» TASK TO CARRY OUT: Using the material that follows, identify and copy each line with the string "this".

** begin **

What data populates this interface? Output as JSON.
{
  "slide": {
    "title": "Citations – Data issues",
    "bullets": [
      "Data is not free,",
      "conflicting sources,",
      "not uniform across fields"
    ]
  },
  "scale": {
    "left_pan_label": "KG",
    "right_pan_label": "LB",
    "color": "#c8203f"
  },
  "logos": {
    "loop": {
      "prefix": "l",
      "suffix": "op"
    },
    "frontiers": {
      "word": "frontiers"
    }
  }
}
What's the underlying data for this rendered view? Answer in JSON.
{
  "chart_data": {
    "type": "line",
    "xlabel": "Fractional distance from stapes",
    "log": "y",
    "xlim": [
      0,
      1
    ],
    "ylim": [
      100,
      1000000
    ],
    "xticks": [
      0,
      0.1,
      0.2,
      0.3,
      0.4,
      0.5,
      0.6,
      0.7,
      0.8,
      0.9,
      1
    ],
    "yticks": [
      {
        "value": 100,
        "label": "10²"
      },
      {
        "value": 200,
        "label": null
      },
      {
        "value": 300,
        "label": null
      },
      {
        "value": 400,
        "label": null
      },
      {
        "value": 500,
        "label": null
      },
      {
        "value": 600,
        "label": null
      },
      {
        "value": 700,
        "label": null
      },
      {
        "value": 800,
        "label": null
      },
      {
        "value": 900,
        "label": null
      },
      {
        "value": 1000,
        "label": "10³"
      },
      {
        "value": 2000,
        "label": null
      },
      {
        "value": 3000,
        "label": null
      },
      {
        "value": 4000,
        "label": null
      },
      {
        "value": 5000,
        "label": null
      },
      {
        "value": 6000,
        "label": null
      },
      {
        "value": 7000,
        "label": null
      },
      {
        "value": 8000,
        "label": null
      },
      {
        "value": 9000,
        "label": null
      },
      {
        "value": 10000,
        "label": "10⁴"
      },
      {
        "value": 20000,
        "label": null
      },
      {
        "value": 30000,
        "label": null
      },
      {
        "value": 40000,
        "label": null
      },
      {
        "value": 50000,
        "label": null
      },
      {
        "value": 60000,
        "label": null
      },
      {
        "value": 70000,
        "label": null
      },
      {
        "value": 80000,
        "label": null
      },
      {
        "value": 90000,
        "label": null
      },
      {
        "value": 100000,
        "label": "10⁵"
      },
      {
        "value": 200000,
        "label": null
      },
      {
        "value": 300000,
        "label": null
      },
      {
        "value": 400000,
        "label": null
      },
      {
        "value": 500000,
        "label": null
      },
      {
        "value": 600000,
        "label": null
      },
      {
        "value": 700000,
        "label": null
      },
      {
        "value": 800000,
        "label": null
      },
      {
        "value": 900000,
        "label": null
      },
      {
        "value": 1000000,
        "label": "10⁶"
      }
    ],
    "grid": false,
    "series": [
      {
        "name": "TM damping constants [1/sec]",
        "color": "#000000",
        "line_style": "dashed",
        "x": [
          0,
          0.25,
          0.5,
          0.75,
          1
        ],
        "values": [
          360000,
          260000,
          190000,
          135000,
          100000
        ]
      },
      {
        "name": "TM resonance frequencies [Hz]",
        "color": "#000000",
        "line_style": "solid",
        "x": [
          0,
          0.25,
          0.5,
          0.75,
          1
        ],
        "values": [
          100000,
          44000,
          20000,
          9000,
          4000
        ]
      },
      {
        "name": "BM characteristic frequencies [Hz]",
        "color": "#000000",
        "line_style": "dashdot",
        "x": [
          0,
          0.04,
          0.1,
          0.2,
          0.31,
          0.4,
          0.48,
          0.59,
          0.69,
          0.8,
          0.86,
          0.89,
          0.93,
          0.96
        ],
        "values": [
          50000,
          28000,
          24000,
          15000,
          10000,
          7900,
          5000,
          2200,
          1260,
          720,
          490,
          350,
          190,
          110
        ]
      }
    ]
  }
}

** end **

» THE REPLY:
What data populates this interface? Output as JSON.
What's the underlying data for this rendered view? Answer in JSON.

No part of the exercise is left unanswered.